##### Excerpted data #####

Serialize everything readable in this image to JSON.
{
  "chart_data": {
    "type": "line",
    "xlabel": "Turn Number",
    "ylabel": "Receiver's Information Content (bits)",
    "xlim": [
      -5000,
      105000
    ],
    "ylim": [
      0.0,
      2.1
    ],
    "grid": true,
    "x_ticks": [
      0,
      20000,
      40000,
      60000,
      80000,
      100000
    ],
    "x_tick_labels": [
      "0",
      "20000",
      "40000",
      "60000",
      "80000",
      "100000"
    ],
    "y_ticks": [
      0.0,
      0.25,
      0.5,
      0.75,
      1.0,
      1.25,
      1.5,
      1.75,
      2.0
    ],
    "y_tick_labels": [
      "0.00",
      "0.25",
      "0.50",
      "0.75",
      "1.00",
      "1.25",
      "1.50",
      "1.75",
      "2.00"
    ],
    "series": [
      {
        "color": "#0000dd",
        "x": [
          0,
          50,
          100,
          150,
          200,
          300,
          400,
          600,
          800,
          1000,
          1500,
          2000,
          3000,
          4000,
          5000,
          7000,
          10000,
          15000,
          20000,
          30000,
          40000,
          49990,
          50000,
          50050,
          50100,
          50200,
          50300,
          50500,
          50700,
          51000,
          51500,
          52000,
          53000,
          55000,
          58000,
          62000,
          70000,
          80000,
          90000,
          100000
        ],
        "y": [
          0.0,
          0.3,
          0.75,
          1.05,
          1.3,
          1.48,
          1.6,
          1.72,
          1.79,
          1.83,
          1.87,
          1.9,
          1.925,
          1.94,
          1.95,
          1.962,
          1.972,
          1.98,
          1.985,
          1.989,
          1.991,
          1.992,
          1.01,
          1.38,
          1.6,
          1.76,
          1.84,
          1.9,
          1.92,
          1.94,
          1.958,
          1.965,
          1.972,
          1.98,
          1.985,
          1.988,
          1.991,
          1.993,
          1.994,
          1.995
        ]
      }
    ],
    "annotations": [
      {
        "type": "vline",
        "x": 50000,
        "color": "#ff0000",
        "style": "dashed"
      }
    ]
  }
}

#####

**Given exercise:** Here, the records must be output exactly and in full.

**Completed task:**
Serialize everything readable in this image to JSON.
{
  "chart_data": {
    "type": "line",
    "xlabel": "Turn Number",
    "ylabel": "Receiver's Information Content (bits)",
    "xlim": [
      -5000,
      105000
    ],
    "ylim": [
      0.0,
      2.1
    ],
    "grid": true,
    "x_ticks": [
      0,
      20000,
      40000,
      60000,
      80000,
      100000
    ],
    "x_tick_labels": [
      "0",
      "20000",
      "40000",
      "60000",
      "80000",
      "100000"
    ],
    "y_ticks": [
      0.0,
      0.25,
      0.5,
      0.75,
      1.0,
      1.25,
      1.5,
      1.75,
      2.0
    ],
    "y_tick_labels": [
      "0.00",
      "0.25",
      "0.50",
      "0.75",
      "1.00",
      "1.25",
      "1.50",
      "1.75",
      "2.00"
    ],
    "series": [
      {
        "color": "#0000dd",
        "x": [
          0,
          50,
          100,
          150,
          200,
          300,
          400,
          600,
          800,
          1000,
          1500,
          2000,
          3000,
          4000,
          5000,
          7000,
          10000,
          15000,
          20000,
          30000,
          40000,
          49990,
          50000,
          50050,
          50100,
          50200,
          50300,
          50500,
          50700,
          51000,
          51500,
          52000,
          53000,
          55000,
          58000,
          62000,
          70000,
          80000,
          90000,
          100000
        ],
        "y": [
          0.0,
          0.3,
          0.75,
          1.05,
          1.3,
          1.48,
          1.6,
          1.72,
          1.79,
          1.83,
          1.87,
          1.9,
          1.925,
          1.94,
          1.95,
          1.962,
          1.972,
          1.98,
          1.985,
          1.989,
          1.991,
          1.992,
          1.01,
          1.38,
          1.6,
          1.76,
          1.84,
          1.9,
          1.92,
          1.94,
          1.958,
          1.965,
          1.972,
          1.98,
          1.985,
          1.988,
          1.991,
          1.993,
          1.994,
          1.995
        ]
      }
    ],
    "annotations": [
      {
        "type": "vline",
        "x": 50000,
        "color": "#ff0000",
        "style": "dashed"
      }
    ]
  }
}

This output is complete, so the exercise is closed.